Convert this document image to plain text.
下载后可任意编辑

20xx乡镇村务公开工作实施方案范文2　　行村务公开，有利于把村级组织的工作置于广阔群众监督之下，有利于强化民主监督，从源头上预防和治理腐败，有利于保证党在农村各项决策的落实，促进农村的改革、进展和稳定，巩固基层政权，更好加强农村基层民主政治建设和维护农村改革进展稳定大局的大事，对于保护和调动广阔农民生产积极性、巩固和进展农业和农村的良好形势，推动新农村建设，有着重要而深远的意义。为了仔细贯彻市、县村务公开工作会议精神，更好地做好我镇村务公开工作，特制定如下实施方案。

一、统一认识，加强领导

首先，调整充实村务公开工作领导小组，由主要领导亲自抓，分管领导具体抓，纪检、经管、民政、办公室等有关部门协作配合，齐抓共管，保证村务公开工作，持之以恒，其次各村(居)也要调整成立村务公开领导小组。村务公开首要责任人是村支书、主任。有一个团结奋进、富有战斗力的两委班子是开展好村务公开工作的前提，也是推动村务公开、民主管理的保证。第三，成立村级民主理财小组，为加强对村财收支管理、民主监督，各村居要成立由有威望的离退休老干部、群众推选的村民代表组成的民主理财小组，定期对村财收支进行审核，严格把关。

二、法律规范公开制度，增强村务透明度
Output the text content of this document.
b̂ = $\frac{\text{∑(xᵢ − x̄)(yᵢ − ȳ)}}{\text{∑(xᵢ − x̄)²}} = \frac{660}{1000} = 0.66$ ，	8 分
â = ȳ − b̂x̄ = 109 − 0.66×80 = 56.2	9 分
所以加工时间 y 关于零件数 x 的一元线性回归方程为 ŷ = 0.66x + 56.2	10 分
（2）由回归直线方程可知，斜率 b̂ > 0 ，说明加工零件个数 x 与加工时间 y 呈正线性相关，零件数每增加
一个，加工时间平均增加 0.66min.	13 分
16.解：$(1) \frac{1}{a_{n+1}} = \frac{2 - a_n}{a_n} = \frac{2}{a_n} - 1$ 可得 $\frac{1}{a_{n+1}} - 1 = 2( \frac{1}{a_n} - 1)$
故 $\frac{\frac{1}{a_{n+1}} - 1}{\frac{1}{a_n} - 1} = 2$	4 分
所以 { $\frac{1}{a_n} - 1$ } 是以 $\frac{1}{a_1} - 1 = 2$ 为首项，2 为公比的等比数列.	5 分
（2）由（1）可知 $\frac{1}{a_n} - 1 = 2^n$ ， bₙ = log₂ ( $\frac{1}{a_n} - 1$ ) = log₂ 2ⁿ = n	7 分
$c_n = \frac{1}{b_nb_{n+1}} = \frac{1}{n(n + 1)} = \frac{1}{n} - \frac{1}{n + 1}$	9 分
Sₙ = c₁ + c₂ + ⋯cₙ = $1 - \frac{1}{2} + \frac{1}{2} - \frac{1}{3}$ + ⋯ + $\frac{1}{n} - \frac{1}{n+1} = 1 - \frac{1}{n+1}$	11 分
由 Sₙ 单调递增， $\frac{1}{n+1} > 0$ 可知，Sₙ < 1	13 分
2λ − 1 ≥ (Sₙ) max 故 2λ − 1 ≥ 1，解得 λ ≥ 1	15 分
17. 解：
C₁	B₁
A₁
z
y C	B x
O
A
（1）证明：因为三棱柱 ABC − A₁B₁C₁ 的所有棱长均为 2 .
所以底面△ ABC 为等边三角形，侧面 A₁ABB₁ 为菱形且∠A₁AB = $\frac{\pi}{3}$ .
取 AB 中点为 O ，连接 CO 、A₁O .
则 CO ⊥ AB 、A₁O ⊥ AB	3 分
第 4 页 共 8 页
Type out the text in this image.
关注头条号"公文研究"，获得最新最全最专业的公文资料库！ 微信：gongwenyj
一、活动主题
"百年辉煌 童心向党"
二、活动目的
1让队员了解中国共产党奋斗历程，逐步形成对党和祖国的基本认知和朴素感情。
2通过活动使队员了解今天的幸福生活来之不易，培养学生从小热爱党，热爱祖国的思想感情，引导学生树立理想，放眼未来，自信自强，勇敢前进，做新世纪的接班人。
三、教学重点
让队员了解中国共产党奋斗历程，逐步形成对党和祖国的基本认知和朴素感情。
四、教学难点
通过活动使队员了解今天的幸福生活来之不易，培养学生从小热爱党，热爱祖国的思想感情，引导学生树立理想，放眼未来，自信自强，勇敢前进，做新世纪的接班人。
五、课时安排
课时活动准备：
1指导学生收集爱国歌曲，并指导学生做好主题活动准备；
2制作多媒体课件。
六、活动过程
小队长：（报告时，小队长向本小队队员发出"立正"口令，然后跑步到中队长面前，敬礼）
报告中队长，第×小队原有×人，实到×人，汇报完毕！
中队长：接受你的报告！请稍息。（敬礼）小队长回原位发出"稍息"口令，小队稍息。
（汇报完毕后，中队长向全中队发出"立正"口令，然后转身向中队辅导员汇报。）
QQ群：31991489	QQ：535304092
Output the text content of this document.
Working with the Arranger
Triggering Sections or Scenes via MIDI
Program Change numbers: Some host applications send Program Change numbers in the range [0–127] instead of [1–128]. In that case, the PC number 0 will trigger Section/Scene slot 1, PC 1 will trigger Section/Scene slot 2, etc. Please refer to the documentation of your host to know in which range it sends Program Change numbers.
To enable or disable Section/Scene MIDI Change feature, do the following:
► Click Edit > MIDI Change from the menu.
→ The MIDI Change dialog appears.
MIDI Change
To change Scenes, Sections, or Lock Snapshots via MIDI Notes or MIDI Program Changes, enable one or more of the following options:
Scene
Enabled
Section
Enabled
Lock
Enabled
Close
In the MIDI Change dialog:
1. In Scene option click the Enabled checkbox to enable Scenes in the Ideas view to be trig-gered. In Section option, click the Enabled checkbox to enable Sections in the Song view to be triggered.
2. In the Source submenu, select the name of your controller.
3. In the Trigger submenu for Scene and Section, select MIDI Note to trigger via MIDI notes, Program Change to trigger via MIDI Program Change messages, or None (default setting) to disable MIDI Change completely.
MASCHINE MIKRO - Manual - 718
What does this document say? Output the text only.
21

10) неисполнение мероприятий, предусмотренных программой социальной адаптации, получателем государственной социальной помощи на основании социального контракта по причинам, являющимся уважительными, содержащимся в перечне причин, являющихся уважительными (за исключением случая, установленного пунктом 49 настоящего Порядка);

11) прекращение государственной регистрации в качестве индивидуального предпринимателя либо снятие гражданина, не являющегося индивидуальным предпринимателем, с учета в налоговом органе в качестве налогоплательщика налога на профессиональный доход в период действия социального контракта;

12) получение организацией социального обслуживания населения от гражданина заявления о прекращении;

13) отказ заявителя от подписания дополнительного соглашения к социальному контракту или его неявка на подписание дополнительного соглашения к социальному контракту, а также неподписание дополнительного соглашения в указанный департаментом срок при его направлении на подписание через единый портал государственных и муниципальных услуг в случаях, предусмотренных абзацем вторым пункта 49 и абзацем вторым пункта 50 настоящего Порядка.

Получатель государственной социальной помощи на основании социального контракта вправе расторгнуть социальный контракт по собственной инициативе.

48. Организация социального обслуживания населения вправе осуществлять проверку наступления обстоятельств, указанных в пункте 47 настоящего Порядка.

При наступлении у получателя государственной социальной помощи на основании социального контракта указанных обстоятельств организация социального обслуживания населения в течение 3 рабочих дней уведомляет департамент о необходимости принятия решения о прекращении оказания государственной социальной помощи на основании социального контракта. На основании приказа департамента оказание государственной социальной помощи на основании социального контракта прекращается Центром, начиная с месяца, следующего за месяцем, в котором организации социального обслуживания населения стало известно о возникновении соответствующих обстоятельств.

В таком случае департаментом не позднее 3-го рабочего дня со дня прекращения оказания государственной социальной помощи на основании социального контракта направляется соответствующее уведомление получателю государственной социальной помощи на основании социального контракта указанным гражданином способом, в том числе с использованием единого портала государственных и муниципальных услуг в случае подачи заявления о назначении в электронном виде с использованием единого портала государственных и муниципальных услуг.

+++

- [Instructions for the task]:
From the material above, gather all lines that include the string "основании" and copy them.

- [Task answer]:
10) неисполнение мероприятий, предусмотренных программой социальной адаптации, получателем государственной социальной помощи на основании социального контракта по причинам, являющимся уважительными, содержащимся в перечне причин, являющихся уважительными (за исключением случая, установленного пунктом 49 настоящего Порядка);
Получатель государственной социальной помощи на основании социального контракта вправе расторгнуть социальный контракт по собственной инициативе.
При наступлении у получателя государственной социальной помощи на основании социального контракта указанных обстоятельств организация социального обслуживания населения в течение 3 рабочих дней уведомляет департамент о необходимости принятия решения о прекращении оказания государственной социальной помощи на основании социального контракта. На основании приказа департамента оказание государственной социальной помощи на основании социального контракта прекращается Центром, начиная с месяца, следующего за месяцем, в котором организации социального обслуживания населения стало известно о возникновении соответствующих обстоятельств.
В таком случае департаментом не позднее 3-го рабочего дня со дня прекращения оказания государственной социальной помощи на основании социального контракта направляется соответствующее уведомление получателю государственной социальной помощи на основании социального контракта указанным гражданином способом, в том числе с использованием единого портала государственных и муниципальных услуг в случае подачи заявления о назначении в электронном виде с использованием единого портала государственных и муниципальных услуг.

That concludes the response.